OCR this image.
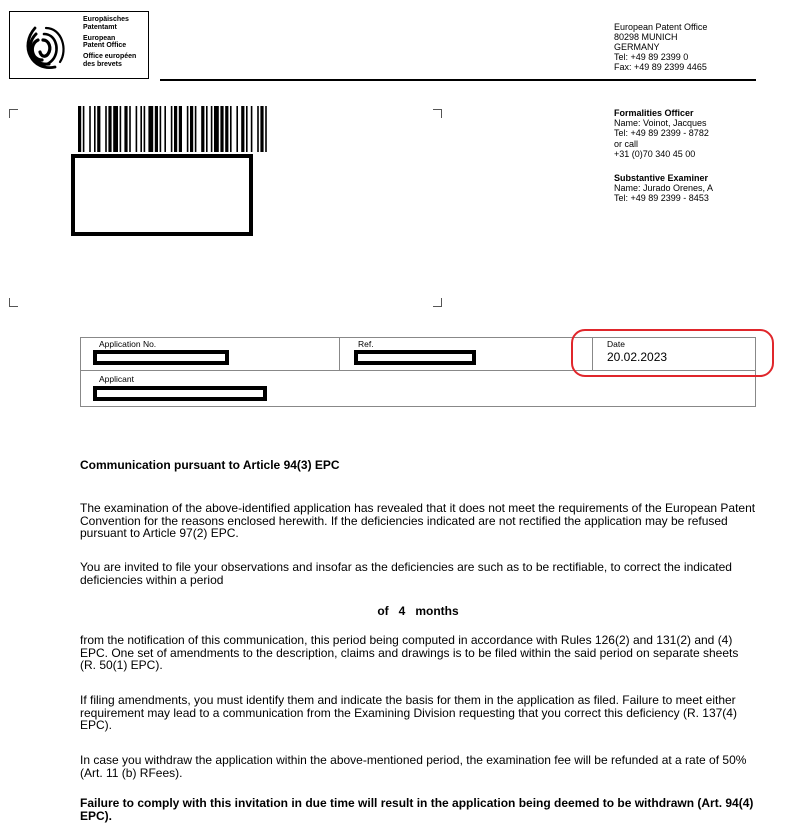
Europäisches
Patentamt
European
Patent Office
Office européen
des brevets
European Patent Office
80298 MUNICH
GERMANY
Tel: +49 89 2399 0
Fax: +49 89 2399 4465
Formalities Officer
Name: Voinot, Jacques
Tel: +49 89 2399 - 8782
or call
+31 (0)70 340 45 00
Substantive Examiner
Name: Jurado Orenes, A
Tel: +49 89 2399 - 8453
Application No.	Ref.	Date
20.02.2023
Applicant
Communication pursuant to Article 94(3) EPC
The examination of the above-identified application has revealed that it does not meet the requirements of the European Patent Convention for the reasons enclosed herewith. If the deficiencies indicated are not rectified the application may be refused pursuant to Article 97(2) EPC.
You are invited to file your observations and insofar as the deficiencies are such as to be rectifiable, to correct the indicated deficiencies within a period
of 4 months
from the notification of this communication, this period being computed in accordance with Rules 126(2) and 131(2) and (4) EPC. One set of amendments to the description, claims and drawings is to be filed within the said period on separate sheets (R. 50(1) EPC).
If filing amendments, you must identify them and indicate the basis for them in the application as filed. Failure to meet either requirement may lead to a communication from the Examining Division requesting that you correct this deficiency (R. 137(4) EPC).
In case you withdraw the application within the above-mentioned period, the examination fee will be refunded at a rate of 50% (Art. 11 (b) RFees).
Failure to comply with this invitation in due time will result in the application being deemed to be withdrawn (Art. 94(4) EPC).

Directions
All the records need to be repeated exactly, with the images dropped.

Solution below
OCR this image.
Europäisches
Patentamt
European
Patent Office
Office européen
des brevets
European Patent Office
80298 MUNICH
GERMANY
Tel: +49 89 2399 0
Fax: +49 89 2399 4465
Formalities Officer
Name: Voinot, Jacques
Tel: +49 89 2399 - 8782
or call
+31 (0)70 340 45 00
Substantive Examiner
Name: Jurado Orenes, A
Tel: +49 89 2399 - 8453
Application No.	Ref.	Date
20.02.2023
Applicant
Communication pursuant to Article 94(3) EPC
The examination of the above-identified application has revealed that it does not meet the requirements of the European Patent Convention for the reasons enclosed herewith. If the deficiencies indicated are not rectified the application may be refused pursuant to Article 97(2) EPC.
You are invited to file your observations and insofar as the deficiencies are such as to be rectifiable, to correct the indicated deficiencies within a period
of 4 months
from the notification of this communication, this period being computed in accordance with Rules 126(2) and 131(2) and (4) EPC. One set of amendments to the description, claims and drawings is to be filed within the said period on separate sheets (R. 50(1) EPC).
If filing amendments, you must identify them and indicate the basis for them in the application as filed. Failure to meet either requirement may lead to a communication from the Examining Division requesting that you correct this deficiency (R. 137(4) EPC).
In case you withdraw the application within the above-mentioned period, the examination fee will be refunded at a rate of 50% (Art. 11 (b) RFees).
Failure to comply with this invitation in due time will result in the application being deemed to be withdrawn (Art. 94(4) EPC).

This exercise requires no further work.